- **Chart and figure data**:
------

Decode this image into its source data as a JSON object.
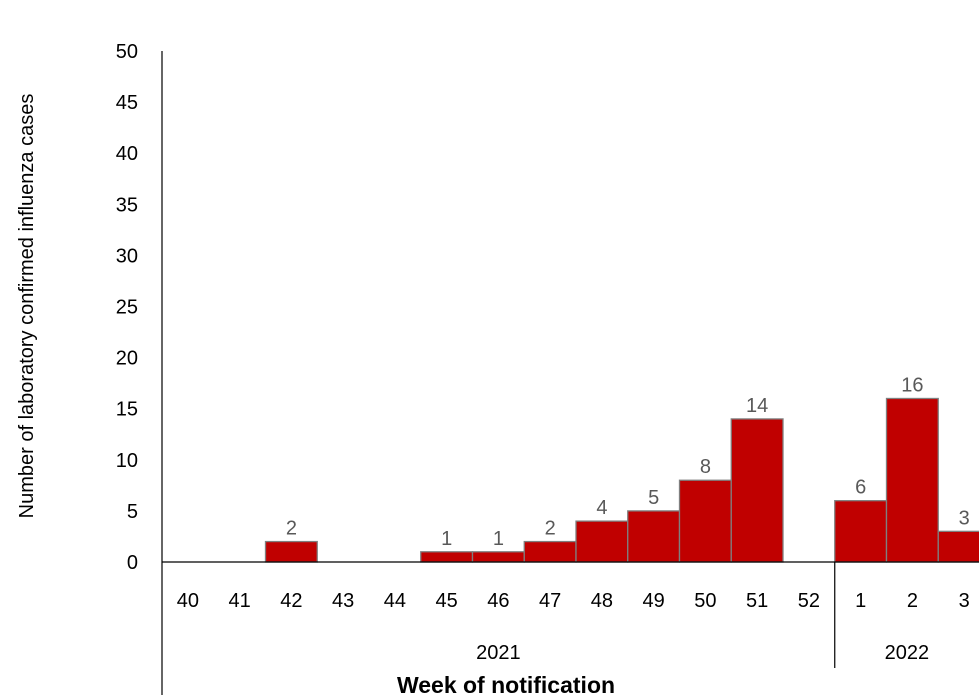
{
  "chart_data": {
    "type": "bar",
    "title": "",
    "xlabel": "Week of notification",
    "ylabel": "Number of laboratory confirmed influenza cases",
    "ylim": [
      0,
      50
    ],
    "yticks": [
      0,
      5,
      10,
      15,
      20,
      25,
      30,
      35,
      40,
      45,
      50
    ],
    "grid": false,
    "categories": [
      "40",
      "41",
      "42",
      "43",
      "44",
      "45",
      "46",
      "47",
      "48",
      "49",
      "50",
      "51",
      "52",
      "1",
      "2",
      "3"
    ],
    "values": [
      0,
      0,
      2,
      0,
      0,
      1,
      1,
      2,
      4,
      5,
      8,
      14,
      0,
      6,
      16,
      3
    ],
    "data_labels": [
      "",
      "",
      "2",
      "",
      "",
      "1",
      "1",
      "2",
      "4",
      "5",
      "8",
      "14",
      "",
      "6",
      "16",
      "3"
    ],
    "year_groups": [
      {
        "label": "2021",
        "start": 0,
        "count": 13
      },
      {
        "label": "2022",
        "start": 13,
        "count": 3
      }
    ],
    "bar_color": "#C00000",
    "bar_edge_color": "#7F7F7F"
  }
}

------

- **Exercise objective**: Write out all the records again, exactly, minus any pictures.

- **Response to the exercise**:
Decode this image into its source data as a JSON object.
{
  "chart_data": {
    "type": "bar",
    "title": "",
    "xlabel": "Week of notification",
    "ylabel": "Number of laboratory confirmed influenza cases",
    "ylim": [
      0,
      50
    ],
    "yticks": [
      0,
      5,
      10,
      15,
      20,
      25,
      30,
      35,
      40,
      45,
      50
    ],
    "grid": false,
    "categories": [
      "40",
      "41",
      "42",
      "43",
      "44",
      "45",
      "46",
      "47",
      "48",
      "49",
      "50",
      "51",
      "52",
      "1",
      "2",
      "3"
    ],
    "values": [
      0,
      0,
      2,
      0,
      0,
      1,
      1,
      2,
      4,
      5,
      8,
      14,
      0,
      6,
      16,
      3
    ],
    "data_labels": [
      "",
      "",
      "2",
      "",
      "",
      "1",
      "1",
      "2",
      "4",
      "5",
      "8",
      "14",
      "",
      "6",
      "16",
      "3"
    ],
    "year_groups": [
      {
        "label": "2021",
        "start": 0,
        "count": 13
      },
      {
        "label": "2022",
        "start": 13,
        "count": 3
      }
    ],
    "bar_color": "#C00000",
    "bar_edge_color": "#7F7F7F"
  }
}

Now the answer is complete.